### PROVIDED RECORDS
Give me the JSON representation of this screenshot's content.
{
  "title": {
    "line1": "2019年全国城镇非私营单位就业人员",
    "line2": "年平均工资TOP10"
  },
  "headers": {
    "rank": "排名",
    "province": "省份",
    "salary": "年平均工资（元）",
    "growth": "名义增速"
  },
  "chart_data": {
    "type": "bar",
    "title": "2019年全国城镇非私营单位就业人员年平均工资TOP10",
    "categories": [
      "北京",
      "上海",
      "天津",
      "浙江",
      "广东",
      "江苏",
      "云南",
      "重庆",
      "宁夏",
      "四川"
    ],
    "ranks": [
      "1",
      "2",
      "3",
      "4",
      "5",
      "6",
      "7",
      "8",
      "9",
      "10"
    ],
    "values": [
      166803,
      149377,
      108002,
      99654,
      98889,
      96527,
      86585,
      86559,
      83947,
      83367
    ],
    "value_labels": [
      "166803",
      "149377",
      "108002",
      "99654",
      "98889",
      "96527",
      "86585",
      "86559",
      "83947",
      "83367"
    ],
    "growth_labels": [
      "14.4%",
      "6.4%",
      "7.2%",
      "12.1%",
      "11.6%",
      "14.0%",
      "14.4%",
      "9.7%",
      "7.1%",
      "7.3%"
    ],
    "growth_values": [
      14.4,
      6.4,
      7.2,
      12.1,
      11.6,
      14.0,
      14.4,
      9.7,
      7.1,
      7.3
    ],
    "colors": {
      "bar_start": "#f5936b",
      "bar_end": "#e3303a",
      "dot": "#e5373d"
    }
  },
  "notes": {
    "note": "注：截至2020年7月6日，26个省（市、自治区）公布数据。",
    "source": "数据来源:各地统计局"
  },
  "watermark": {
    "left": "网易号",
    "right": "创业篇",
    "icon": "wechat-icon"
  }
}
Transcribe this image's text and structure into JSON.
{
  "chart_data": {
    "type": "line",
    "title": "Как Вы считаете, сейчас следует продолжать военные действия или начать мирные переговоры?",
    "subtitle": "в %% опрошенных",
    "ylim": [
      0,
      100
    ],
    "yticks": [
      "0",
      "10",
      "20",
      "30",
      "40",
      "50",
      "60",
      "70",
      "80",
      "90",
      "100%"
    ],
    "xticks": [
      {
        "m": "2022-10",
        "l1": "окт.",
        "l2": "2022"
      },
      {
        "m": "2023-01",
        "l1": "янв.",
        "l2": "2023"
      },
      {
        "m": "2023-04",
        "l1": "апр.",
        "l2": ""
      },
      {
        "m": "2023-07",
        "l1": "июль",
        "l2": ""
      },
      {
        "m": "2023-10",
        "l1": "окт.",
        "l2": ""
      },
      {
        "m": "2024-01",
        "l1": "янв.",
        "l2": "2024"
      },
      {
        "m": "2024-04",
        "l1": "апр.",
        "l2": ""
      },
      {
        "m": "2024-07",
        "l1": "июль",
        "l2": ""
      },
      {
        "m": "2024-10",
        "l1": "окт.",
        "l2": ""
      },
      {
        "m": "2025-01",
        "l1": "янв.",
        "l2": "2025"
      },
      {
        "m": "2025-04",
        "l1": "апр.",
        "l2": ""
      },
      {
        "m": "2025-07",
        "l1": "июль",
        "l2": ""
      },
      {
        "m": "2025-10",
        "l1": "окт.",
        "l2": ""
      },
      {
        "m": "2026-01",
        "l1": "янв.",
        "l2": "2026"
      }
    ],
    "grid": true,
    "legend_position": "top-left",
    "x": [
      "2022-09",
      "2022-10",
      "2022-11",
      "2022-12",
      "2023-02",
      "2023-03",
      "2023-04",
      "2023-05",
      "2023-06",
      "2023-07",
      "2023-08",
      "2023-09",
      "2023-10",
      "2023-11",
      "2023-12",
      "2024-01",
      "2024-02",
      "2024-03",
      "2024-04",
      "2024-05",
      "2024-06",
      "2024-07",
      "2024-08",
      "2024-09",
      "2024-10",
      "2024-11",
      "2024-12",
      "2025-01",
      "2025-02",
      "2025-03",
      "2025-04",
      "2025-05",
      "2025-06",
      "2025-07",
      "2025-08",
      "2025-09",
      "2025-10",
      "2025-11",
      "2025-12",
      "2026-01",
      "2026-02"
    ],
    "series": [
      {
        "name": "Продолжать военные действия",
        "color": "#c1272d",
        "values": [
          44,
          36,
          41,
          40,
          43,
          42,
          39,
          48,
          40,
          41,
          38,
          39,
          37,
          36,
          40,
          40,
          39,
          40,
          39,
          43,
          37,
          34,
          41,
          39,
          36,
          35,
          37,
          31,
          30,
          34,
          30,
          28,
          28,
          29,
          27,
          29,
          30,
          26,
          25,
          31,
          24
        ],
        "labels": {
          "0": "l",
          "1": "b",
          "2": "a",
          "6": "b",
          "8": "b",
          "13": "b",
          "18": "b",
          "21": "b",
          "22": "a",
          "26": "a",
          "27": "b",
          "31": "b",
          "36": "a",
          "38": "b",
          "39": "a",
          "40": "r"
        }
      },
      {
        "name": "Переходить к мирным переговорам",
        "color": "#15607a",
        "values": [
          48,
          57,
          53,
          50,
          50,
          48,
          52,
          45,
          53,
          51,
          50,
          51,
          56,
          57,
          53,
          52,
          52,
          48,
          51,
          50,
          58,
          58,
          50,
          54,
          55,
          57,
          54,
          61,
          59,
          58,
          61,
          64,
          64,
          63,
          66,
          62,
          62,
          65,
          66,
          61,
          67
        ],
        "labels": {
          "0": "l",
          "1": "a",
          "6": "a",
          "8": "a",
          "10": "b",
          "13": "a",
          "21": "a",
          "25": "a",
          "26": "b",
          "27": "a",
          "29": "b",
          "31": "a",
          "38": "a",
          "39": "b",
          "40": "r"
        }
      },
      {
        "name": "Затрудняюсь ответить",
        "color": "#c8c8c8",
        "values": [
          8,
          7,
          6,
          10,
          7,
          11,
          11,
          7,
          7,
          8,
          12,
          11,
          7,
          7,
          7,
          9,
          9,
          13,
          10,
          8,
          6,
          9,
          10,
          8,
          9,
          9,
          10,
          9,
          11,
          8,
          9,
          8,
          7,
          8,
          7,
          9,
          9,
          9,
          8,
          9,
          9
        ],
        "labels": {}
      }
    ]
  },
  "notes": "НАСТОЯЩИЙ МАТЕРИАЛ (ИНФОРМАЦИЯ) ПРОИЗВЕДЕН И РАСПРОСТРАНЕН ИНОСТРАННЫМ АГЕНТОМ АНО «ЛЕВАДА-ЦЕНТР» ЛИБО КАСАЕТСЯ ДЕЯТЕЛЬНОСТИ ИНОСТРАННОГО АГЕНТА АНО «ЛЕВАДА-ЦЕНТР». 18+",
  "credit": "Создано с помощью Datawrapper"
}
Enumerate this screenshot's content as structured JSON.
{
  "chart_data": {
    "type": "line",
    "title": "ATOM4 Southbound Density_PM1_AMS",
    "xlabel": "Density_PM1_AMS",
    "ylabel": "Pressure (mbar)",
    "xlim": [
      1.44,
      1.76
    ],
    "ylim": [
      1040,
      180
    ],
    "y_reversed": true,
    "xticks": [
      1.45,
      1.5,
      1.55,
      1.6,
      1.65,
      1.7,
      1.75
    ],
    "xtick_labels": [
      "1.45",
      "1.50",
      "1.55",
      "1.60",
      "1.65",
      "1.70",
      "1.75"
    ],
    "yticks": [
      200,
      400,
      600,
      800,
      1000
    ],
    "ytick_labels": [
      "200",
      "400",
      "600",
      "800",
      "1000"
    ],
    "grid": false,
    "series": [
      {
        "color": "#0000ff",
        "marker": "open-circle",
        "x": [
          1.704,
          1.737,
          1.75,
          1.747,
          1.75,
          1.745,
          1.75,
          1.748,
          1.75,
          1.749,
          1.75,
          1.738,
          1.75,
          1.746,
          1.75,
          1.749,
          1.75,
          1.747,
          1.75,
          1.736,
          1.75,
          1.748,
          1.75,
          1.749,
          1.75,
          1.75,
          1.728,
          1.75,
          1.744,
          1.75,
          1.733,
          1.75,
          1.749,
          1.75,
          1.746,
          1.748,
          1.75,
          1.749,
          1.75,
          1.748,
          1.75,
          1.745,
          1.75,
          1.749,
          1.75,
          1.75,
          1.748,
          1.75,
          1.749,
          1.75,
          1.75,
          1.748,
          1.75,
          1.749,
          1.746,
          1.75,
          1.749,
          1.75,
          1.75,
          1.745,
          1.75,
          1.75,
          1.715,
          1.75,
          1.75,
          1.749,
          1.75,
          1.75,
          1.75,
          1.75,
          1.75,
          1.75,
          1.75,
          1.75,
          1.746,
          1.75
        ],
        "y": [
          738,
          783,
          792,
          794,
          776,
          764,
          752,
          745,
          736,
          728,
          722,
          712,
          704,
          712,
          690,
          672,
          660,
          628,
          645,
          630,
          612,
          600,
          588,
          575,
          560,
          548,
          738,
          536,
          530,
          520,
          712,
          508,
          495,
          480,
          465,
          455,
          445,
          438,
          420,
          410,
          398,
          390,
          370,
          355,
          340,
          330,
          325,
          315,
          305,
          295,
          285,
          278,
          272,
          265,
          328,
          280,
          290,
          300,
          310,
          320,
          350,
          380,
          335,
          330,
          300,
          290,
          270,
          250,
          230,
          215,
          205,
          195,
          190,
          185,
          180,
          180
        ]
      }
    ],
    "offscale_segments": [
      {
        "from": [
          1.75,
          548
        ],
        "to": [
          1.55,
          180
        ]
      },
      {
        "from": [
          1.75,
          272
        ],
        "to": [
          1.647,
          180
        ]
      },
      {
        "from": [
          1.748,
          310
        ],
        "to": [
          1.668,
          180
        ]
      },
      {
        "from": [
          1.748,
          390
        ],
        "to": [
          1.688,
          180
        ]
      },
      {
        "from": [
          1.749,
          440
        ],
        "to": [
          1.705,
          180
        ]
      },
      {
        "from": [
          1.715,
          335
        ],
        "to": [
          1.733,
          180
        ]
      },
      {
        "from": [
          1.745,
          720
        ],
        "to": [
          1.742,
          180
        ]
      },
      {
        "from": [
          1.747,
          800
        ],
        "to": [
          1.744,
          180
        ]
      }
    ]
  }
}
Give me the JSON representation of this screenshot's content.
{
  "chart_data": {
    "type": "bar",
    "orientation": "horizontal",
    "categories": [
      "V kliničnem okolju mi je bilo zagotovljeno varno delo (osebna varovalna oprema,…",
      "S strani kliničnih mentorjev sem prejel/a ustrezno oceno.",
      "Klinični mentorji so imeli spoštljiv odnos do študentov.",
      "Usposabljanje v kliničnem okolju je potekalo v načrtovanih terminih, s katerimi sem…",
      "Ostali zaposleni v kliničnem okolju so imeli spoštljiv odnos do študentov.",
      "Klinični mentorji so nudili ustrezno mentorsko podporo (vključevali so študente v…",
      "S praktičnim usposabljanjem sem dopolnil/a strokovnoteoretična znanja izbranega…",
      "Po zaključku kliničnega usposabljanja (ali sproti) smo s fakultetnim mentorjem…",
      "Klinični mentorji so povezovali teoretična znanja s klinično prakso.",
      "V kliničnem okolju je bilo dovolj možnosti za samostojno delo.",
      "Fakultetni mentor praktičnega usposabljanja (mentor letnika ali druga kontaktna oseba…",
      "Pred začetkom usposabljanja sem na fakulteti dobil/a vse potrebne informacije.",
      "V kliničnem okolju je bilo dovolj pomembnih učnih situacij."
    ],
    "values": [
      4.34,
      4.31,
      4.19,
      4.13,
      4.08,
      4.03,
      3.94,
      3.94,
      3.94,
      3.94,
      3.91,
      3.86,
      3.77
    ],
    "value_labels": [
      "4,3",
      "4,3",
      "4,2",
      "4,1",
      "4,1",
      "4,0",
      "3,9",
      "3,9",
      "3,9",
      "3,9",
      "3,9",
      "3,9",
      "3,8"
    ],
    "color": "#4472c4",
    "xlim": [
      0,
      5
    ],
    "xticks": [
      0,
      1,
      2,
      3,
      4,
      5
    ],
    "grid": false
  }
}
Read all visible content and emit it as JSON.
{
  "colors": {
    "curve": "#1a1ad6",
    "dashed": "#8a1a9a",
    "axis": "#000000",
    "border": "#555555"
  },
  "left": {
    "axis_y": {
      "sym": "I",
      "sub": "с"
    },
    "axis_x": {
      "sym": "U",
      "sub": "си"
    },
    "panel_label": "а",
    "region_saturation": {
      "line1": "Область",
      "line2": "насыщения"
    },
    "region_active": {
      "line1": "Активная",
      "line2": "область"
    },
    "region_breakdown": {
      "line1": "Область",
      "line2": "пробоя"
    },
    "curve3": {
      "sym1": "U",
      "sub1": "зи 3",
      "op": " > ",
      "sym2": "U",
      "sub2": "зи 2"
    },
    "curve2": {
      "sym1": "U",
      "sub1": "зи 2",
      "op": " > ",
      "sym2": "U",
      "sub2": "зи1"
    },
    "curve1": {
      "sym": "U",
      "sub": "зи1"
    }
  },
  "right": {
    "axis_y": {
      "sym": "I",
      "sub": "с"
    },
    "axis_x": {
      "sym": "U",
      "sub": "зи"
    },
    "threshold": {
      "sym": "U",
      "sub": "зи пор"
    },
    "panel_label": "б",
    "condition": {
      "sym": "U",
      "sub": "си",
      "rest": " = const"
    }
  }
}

### REQUIREMENT
Copy out all lines above that include the string "delo".

### EXERCISE RESULT
      "V kliničnem okolju mi je bilo zagotovljeno varno delo (osebna varovalna oprema,…",
      "V kliničnem okolju je bilo dovolj možnosti za samostojno delo.",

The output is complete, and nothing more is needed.